Transcribe all of the material below word for word and leave out its pictures.

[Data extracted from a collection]
** start **

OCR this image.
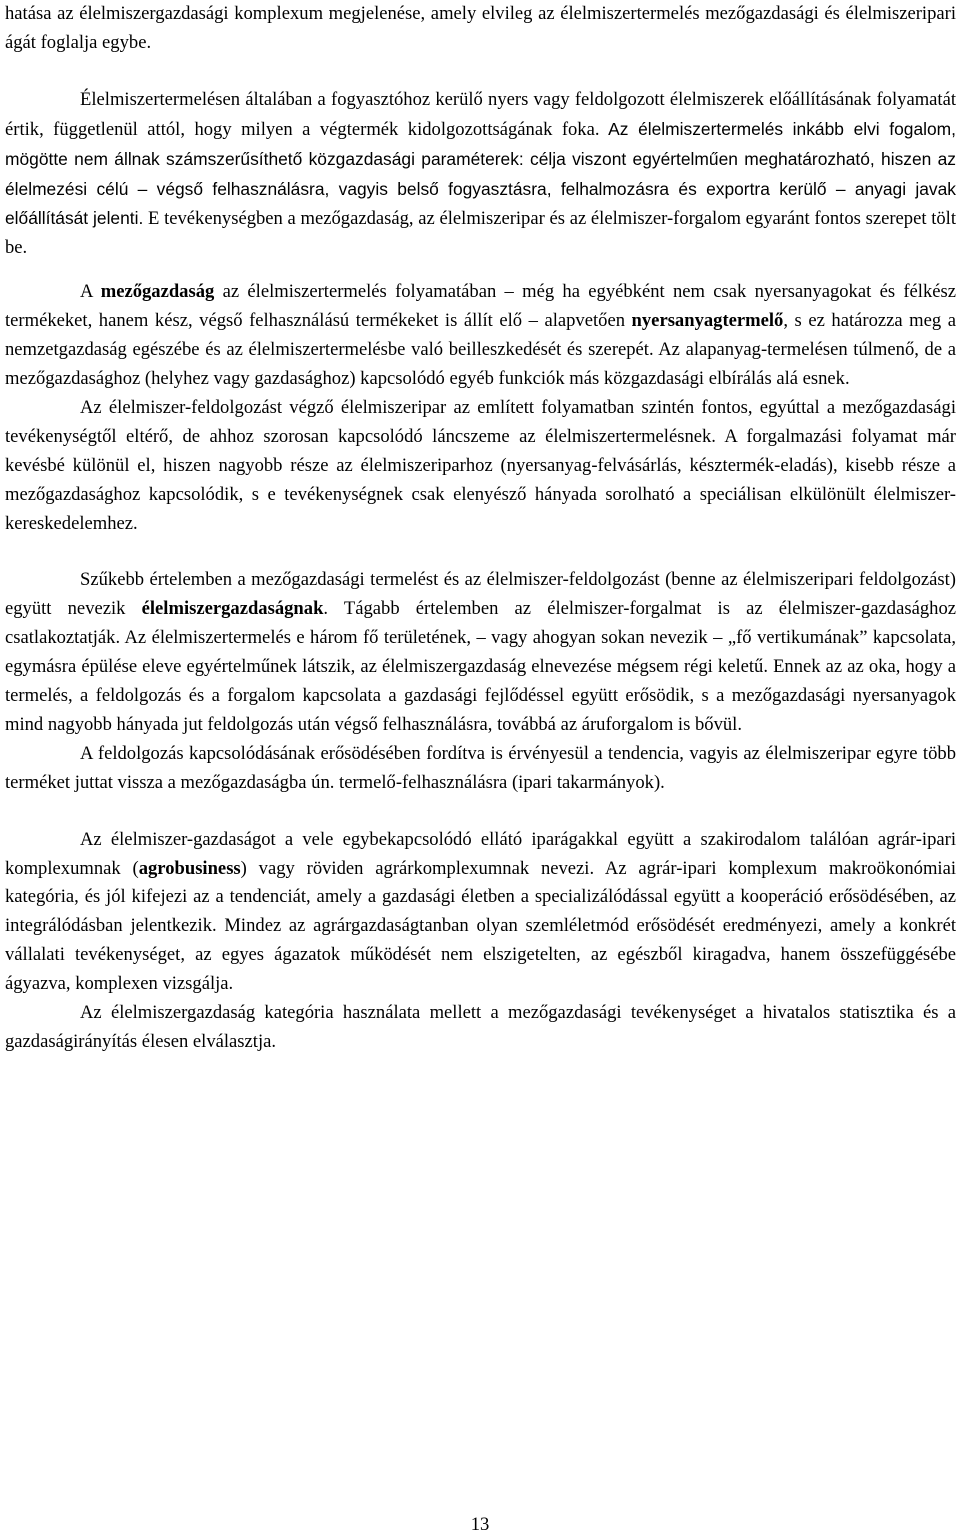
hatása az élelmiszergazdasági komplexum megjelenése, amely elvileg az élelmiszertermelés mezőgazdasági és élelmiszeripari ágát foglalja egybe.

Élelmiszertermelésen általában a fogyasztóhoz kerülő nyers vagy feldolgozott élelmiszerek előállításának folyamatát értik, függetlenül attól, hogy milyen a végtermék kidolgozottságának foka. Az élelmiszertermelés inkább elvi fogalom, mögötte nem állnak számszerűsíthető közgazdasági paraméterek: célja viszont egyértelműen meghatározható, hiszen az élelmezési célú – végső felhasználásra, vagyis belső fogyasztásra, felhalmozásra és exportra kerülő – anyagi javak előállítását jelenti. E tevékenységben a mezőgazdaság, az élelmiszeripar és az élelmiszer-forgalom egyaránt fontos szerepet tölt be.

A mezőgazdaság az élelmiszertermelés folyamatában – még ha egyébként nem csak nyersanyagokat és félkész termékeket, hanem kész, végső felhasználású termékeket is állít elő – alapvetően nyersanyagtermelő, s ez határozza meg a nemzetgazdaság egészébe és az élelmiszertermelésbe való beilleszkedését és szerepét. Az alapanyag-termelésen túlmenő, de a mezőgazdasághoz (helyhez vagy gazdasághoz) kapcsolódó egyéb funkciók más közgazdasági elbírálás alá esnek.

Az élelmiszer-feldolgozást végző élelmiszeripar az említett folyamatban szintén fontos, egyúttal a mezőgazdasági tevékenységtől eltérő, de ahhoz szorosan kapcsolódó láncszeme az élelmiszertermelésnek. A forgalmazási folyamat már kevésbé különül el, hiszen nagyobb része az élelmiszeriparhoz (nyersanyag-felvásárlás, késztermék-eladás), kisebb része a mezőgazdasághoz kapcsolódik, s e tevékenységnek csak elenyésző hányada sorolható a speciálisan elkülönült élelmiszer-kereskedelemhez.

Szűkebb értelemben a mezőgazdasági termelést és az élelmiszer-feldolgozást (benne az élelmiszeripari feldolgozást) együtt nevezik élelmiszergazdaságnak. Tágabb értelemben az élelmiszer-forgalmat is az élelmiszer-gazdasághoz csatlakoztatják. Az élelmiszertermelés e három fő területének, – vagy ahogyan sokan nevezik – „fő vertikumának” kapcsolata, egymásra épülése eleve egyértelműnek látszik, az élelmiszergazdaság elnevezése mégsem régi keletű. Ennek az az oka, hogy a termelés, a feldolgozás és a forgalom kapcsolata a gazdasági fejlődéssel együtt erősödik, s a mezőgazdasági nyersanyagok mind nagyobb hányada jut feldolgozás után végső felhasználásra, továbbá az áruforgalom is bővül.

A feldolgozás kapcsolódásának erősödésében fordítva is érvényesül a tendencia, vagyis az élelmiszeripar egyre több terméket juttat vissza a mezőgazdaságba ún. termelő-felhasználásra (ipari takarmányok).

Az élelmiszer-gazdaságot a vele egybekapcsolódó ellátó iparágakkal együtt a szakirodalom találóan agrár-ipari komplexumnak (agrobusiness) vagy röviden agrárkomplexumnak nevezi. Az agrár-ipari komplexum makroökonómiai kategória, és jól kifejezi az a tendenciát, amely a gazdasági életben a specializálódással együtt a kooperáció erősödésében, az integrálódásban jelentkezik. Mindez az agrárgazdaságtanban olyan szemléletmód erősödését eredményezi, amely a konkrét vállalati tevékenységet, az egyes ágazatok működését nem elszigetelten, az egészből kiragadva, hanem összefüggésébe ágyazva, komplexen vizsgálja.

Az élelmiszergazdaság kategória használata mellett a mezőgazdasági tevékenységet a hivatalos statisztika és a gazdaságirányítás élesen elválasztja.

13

** end **

Task result:
OCR this image.
hatása az élelmiszergazdasági komplexum megjelenése, amely elvileg az élelmiszertermelés mezőgazdasági és élelmiszeripari ágát foglalja egybe.

Élelmiszertermelésen általában a fogyasztóhoz kerülő nyers vagy feldolgozott élelmiszerek előállításának folyamatát értik, függetlenül attól, hogy milyen a végtermék kidolgozottságának foka. Az élelmiszertermelés inkább elvi fogalom, mögötte nem állnak számszerűsíthető közgazdasági paraméterek: célja viszont egyértelműen meghatározható, hiszen az élelmezési célú – végső felhasználásra, vagyis belső fogyasztásra, felhalmozásra és exportra kerülő – anyagi javak előállítását jelenti. E tevékenységben a mezőgazdaság, az élelmiszeripar és az élelmiszer-forgalom egyaránt fontos szerepet tölt be.

A mezőgazdaság az élelmiszertermelés folyamatában – még ha egyébként nem csak nyersanyagokat és félkész termékeket, hanem kész, végső felhasználású termékeket is állít elő – alapvetően nyersanyagtermelő, s ez határozza meg a nemzetgazdaság egészébe és az élelmiszertermelésbe való beilleszkedését és szerepét. Az alapanyag-termelésen túlmenő, de a mezőgazdasághoz (helyhez vagy gazdasághoz) kapcsolódó egyéb funkciók más közgazdasági elbírálás alá esnek.

Az élelmiszer-feldolgozást végző élelmiszeripar az említett folyamatban szintén fontos, egyúttal a mezőgazdasági tevékenységtől eltérő, de ahhoz szorosan kapcsolódó láncszeme az élelmiszertermelésnek. A forgalmazási folyamat már kevésbé különül el, hiszen nagyobb része az élelmiszeriparhoz (nyersanyag-felvásárlás, késztermék-eladás), kisebb része a mezőgazdasághoz kapcsolódik, s e tevékenységnek csak elenyésző hányada sorolható a speciálisan elkülönült élelmiszer-kereskedelemhez.

Szűkebb értelemben a mezőgazdasági termelést és az élelmiszer-feldolgozást (benne az élelmiszeripari feldolgozást) együtt nevezik élelmiszergazdaságnak. Tágabb értelemben az élelmiszer-forgalmat is az élelmiszer-gazdasághoz csatlakoztatják. Az élelmiszertermelés e három fő területének, – vagy ahogyan sokan nevezik – „fő vertikumának” kapcsolata, egymásra épülése eleve egyértelműnek látszik, az élelmiszergazdaság elnevezése mégsem régi keletű. Ennek az az oka, hogy a termelés, a feldolgozás és a forgalom kapcsolata a gazdasági fejlődéssel együtt erősödik, s a mezőgazdasági nyersanyagok mind nagyobb hányada jut feldolgozás után végső felhasználásra, továbbá az áruforgalom is bővül.

A feldolgozás kapcsolódásának erősödésében fordítva is érvényesül a tendencia, vagyis az élelmiszeripar egyre több terméket juttat vissza a mezőgazdaságba ún. termelő-felhasználásra (ipari takarmányok).

Az élelmiszer-gazdaságot a vele egybekapcsolódó ellátó iparágakkal együtt a szakirodalom találóan agrár-ipari komplexumnak (agrobusiness) vagy röviden agrárkomplexumnak nevezi. Az agrár-ipari komplexum makroökonómiai kategória, és jól kifejezi az a tendenciát, amely a gazdasági életben a specializálódással együtt a kooperáció erősödésében, az integrálódásban jelentkezik. Mindez az agrárgazdaságtanban olyan szemléletmód erősödését eredményezi, amely a konkrét vállalati tevékenységet, az egyes ágazatok működését nem elszigetelten, az egészből kiragadva, hanem összefüggésébe ágyazva, komplexen vizsgálja.

Az élelmiszergazdaság kategória használata mellett a mezőgazdasági tevékenységet a hivatalos statisztika és a gazdaságirányítás élesen elválasztja.

13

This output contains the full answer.